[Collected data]
━━━━━━━━

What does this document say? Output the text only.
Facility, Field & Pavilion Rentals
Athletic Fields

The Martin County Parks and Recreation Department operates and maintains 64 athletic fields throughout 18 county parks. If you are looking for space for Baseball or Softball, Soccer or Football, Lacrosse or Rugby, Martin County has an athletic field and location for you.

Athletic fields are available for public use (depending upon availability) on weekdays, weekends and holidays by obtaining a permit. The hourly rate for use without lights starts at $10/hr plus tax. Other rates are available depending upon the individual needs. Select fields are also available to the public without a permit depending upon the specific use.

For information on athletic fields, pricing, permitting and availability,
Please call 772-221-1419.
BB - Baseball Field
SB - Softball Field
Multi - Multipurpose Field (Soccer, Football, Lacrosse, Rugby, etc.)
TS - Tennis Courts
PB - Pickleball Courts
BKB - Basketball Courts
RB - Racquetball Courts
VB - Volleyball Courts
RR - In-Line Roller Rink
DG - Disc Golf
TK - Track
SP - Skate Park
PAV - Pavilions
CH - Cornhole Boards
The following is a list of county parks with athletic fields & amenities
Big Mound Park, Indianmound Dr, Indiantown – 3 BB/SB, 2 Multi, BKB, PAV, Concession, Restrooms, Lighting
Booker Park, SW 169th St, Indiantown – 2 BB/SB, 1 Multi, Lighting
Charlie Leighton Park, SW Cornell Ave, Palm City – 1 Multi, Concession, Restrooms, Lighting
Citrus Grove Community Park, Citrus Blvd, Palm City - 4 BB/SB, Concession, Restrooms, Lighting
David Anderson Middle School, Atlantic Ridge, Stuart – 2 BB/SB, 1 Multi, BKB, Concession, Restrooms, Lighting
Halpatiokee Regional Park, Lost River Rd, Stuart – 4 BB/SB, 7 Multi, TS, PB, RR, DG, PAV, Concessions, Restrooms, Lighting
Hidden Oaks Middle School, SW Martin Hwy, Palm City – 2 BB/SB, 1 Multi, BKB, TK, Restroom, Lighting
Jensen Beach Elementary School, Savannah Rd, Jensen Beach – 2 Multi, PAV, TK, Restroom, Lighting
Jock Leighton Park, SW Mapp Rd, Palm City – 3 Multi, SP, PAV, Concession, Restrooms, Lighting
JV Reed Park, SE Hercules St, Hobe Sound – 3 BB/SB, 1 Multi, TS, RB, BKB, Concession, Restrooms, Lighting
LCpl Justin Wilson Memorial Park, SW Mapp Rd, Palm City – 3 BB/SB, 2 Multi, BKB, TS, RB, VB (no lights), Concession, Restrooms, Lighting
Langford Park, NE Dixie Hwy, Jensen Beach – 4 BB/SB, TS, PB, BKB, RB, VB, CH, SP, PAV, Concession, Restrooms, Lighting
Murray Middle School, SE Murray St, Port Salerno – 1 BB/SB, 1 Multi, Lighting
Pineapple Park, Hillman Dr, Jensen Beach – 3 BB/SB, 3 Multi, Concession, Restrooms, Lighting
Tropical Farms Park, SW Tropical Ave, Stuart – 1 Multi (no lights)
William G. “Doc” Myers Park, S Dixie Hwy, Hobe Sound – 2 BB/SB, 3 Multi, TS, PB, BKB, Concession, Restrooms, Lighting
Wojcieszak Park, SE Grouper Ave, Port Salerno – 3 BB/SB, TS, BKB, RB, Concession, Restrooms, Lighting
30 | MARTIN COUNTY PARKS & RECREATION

━━━━━━━━

Give every line of the material again, exactly as it reads.

What does this document say? Output the text only.
Facility, Field & Pavilion Rentals
Athletic Fields

The Martin County Parks and Recreation Department operates and maintains 64 athletic fields throughout 18 county parks. If you are looking for space for Baseball or Softball, Soccer or Football, Lacrosse or Rugby, Martin County has an athletic field and location for you.

Athletic fields are available for public use (depending upon availability) on weekdays, weekends and holidays by obtaining a permit. The hourly rate for use without lights starts at $10/hr plus tax. Other rates are available depending upon the individual needs. Select fields are also available to the public without a permit depending upon the specific use.

For information on athletic fields, pricing, permitting and availability,
Please call 772-221-1419.
BB - Baseball Field
SB - Softball Field
Multi - Multipurpose Field (Soccer, Football, Lacrosse, Rugby, etc.)
TS - Tennis Courts
PB - Pickleball Courts
BKB - Basketball Courts
RB - Racquetball Courts
VB - Volleyball Courts
RR - In-Line Roller Rink
DG - Disc Golf
TK - Track
SP - Skate Park
PAV - Pavilions
CH - Cornhole Boards
The following is a list of county parks with athletic fields & amenities
Big Mound Park, Indianmound Dr, Indiantown – 3 BB/SB, 2 Multi, BKB, PAV, Concession, Restrooms, Lighting
Booker Park, SW 169th St, Indiantown – 2 BB/SB, 1 Multi, Lighting
Charlie Leighton Park, SW Cornell Ave, Palm City – 1 Multi, Concession, Restrooms, Lighting
Citrus Grove Community Park, Citrus Blvd, Palm City - 4 BB/SB, Concession, Restrooms, Lighting
David Anderson Middle School, Atlantic Ridge, Stuart – 2 BB/SB, 1 Multi, BKB, Concession, Restrooms, Lighting
Halpatiokee Regional Park, Lost River Rd, Stuart – 4 BB/SB, 7 Multi, TS, PB, RR, DG, PAV, Concessions, Restrooms, Lighting
Hidden Oaks Middle School, SW Martin Hwy, Palm City – 2 BB/SB, 1 Multi, BKB, TK, Restroom, Lighting
Jensen Beach Elementary School, Savannah Rd, Jensen Beach – 2 Multi, PAV, TK, Restroom, Lighting
Jock Leighton Park, SW Mapp Rd, Palm City – 3 Multi, SP, PAV, Concession, Restrooms, Lighting
JV Reed Park, SE Hercules St, Hobe Sound – 3 BB/SB, 1 Multi, TS, RB, BKB, Concession, Restrooms, Lighting
LCpl Justin Wilson Memorial Park, SW Mapp Rd, Palm City – 3 BB/SB, 2 Multi, BKB, TS, RB, VB (no lights), Concession, Restrooms, Lighting
Langford Park, NE Dixie Hwy, Jensen Beach – 4 BB/SB, TS, PB, BKB, RB, VB, CH, SP, PAV, Concession, Restrooms, Lighting
Murray Middle School, SE Murray St, Port Salerno – 1 BB/SB, 1 Multi, Lighting
Pineapple Park, Hillman Dr, Jensen Beach – 3 BB/SB, 3 Multi, Concession, Restrooms, Lighting
Tropical Farms Park, SW Tropical Ave, Stuart – 1 Multi (no lights)
William G. “Doc” Myers Park, S Dixie Hwy, Hobe Sound – 2 BB/SB, 3 Multi, TS, PB, BKB, Concession, Restrooms, Lighting
Wojcieszak Park, SE Grouper Ave, Port Salerno – 3 BB/SB, TS, BKB, RB, Concession, Restrooms, Lighting
30 | MARTIN COUNTY PARKS & RECREATION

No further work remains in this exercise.